▶ **Exercise brief**: Only the pictures are left out: repeat the rest of the entries exactly.

▶ **Recorded data**:
┌──
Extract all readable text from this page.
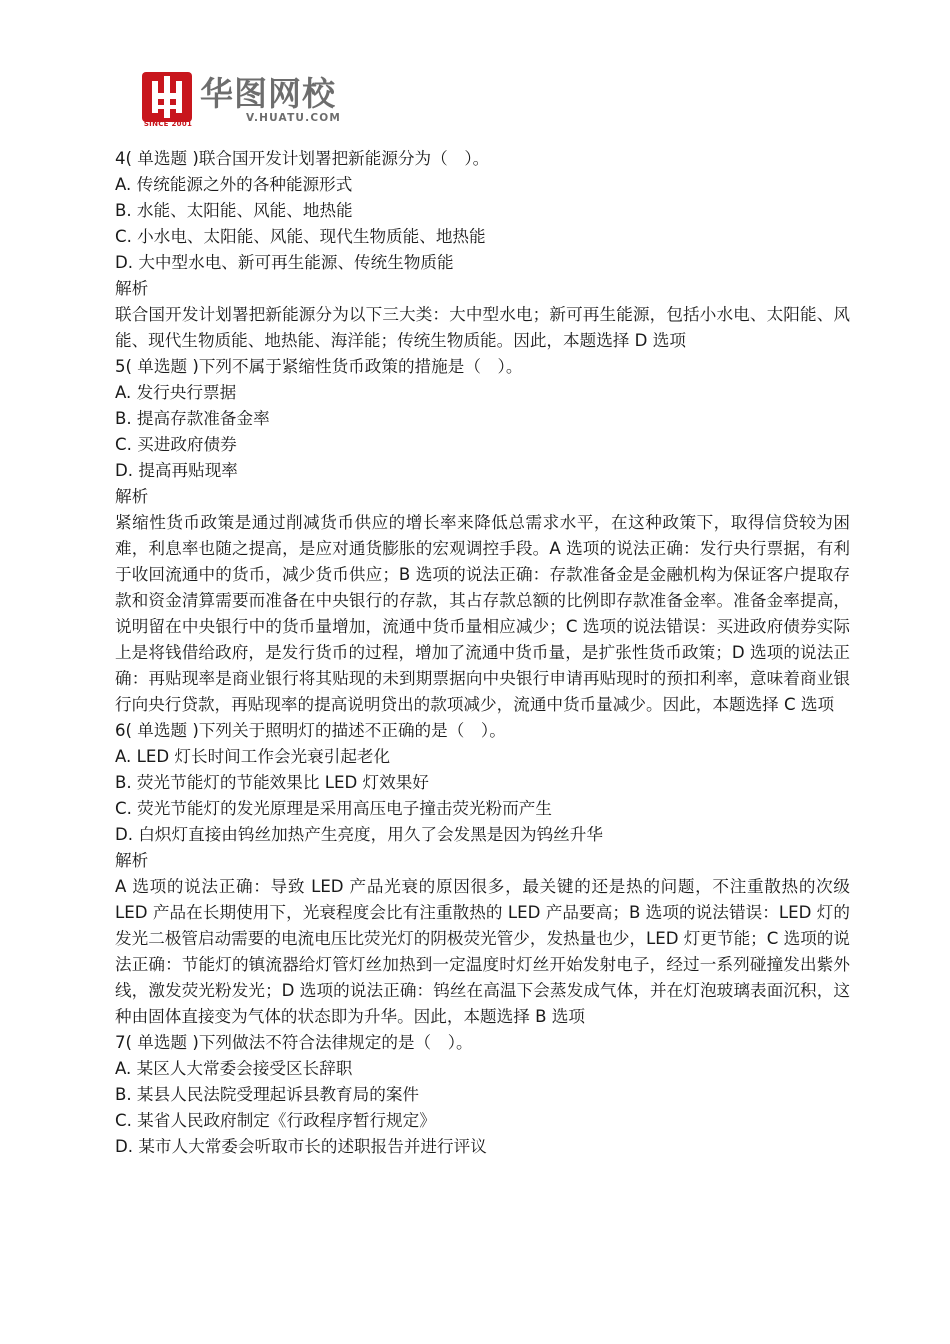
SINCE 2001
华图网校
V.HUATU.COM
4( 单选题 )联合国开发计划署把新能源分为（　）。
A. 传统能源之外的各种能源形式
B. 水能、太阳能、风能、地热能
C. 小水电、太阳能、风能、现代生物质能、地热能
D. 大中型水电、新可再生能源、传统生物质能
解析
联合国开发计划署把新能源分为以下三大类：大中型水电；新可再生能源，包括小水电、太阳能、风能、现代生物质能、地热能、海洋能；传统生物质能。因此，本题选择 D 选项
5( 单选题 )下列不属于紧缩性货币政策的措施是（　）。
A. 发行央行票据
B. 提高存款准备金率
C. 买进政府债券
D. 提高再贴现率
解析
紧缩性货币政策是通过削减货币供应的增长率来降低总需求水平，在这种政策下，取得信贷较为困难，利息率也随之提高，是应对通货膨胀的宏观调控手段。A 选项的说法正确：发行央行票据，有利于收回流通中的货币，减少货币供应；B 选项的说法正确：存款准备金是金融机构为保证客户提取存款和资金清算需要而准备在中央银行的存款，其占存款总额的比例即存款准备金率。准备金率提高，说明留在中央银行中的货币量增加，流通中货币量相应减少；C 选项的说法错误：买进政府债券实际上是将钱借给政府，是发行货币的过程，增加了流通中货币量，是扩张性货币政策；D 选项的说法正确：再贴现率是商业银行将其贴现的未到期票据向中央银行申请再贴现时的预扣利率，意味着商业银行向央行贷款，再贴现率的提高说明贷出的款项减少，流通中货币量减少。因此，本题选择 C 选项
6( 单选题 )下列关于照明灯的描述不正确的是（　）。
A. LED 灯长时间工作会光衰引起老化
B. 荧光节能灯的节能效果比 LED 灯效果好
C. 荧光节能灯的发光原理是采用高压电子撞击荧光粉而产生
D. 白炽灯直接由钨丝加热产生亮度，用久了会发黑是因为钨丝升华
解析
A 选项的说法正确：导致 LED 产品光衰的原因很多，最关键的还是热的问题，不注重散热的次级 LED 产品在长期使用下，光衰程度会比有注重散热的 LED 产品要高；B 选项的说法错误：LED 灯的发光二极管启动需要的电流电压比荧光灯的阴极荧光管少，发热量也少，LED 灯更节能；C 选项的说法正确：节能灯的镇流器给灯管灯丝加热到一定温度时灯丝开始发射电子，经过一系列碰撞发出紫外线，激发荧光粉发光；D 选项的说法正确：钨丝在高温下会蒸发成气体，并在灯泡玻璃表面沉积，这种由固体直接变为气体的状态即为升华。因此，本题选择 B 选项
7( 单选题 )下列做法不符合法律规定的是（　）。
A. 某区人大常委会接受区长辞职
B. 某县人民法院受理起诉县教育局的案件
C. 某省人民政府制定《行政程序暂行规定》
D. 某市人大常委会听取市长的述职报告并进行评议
└──
▶ **Task result**:
Extract all readable text from this page.
SINCE 2001
华图网校
V.HUATU.COM
4( 单选题 )联合国开发计划署把新能源分为（　）。
A. 传统能源之外的各种能源形式
B. 水能、太阳能、风能、地热能
C. 小水电、太阳能、风能、现代生物质能、地热能
D. 大中型水电、新可再生能源、传统生物质能
解析
联合国开发计划署把新能源分为以下三大类：大中型水电；新可再生能源，包括小水电、太阳能、风能、现代生物质能、地热能、海洋能；传统生物质能。因此，本题选择 D 选项
5( 单选题 )下列不属于紧缩性货币政策的措施是（　）。
A. 发行央行票据
B. 提高存款准备金率
C. 买进政府债券
D. 提高再贴现率
解析
紧缩性货币政策是通过削减货币供应的增长率来降低总需求水平，在这种政策下，取得信贷较为困难，利息率也随之提高，是应对通货膨胀的宏观调控手段。A 选项的说法正确：发行央行票据，有利于收回流通中的货币，减少货币供应；B 选项的说法正确：存款准备金是金融机构为保证客户提取存款和资金清算需要而准备在中央银行的存款，其占存款总额的比例即存款准备金率。准备金率提高，说明留在中央银行中的货币量增加，流通中货币量相应减少；C 选项的说法错误：买进政府债券实际上是将钱借给政府，是发行货币的过程，增加了流通中货币量，是扩张性货币政策；D 选项的说法正确：再贴现率是商业银行将其贴现的未到期票据向中央银行申请再贴现时的预扣利率，意味着商业银行向央行贷款，再贴现率的提高说明贷出的款项减少，流通中货币量减少。因此，本题选择 C 选项
6( 单选题 )下列关于照明灯的描述不正确的是（　）。
A. LED 灯长时间工作会光衰引起老化
B. 荧光节能灯的节能效果比 LED 灯效果好
C. 荧光节能灯的发光原理是采用高压电子撞击荧光粉而产生
D. 白炽灯直接由钨丝加热产生亮度，用久了会发黑是因为钨丝升华
解析
A 选项的说法正确：导致 LED 产品光衰的原因很多，最关键的还是热的问题，不注重散热的次级 LED 产品在长期使用下，光衰程度会比有注重散热的 LED 产品要高；B 选项的说法错误：LED 灯的发光二极管启动需要的电流电压比荧光灯的阴极荧光管少，发热量也少，LED 灯更节能；C 选项的说法正确：节能灯的镇流器给灯管灯丝加热到一定温度时灯丝开始发射电子，经过一系列碰撞发出紫外线，激发荧光粉发光；D 选项的说法正确：钨丝在高温下会蒸发成气体，并在灯泡玻璃表面沉积，这种由固体直接变为气体的状态即为升华。因此，本题选择 B 选项
7( 单选题 )下列做法不符合法律规定的是（　）。
A. 某区人大常委会接受区长辞职
B. 某县人民法院受理起诉县教育局的案件
C. 某省人民政府制定《行政程序暂行规定》
D. 某市人大常委会听取市长的述职报告并进行评议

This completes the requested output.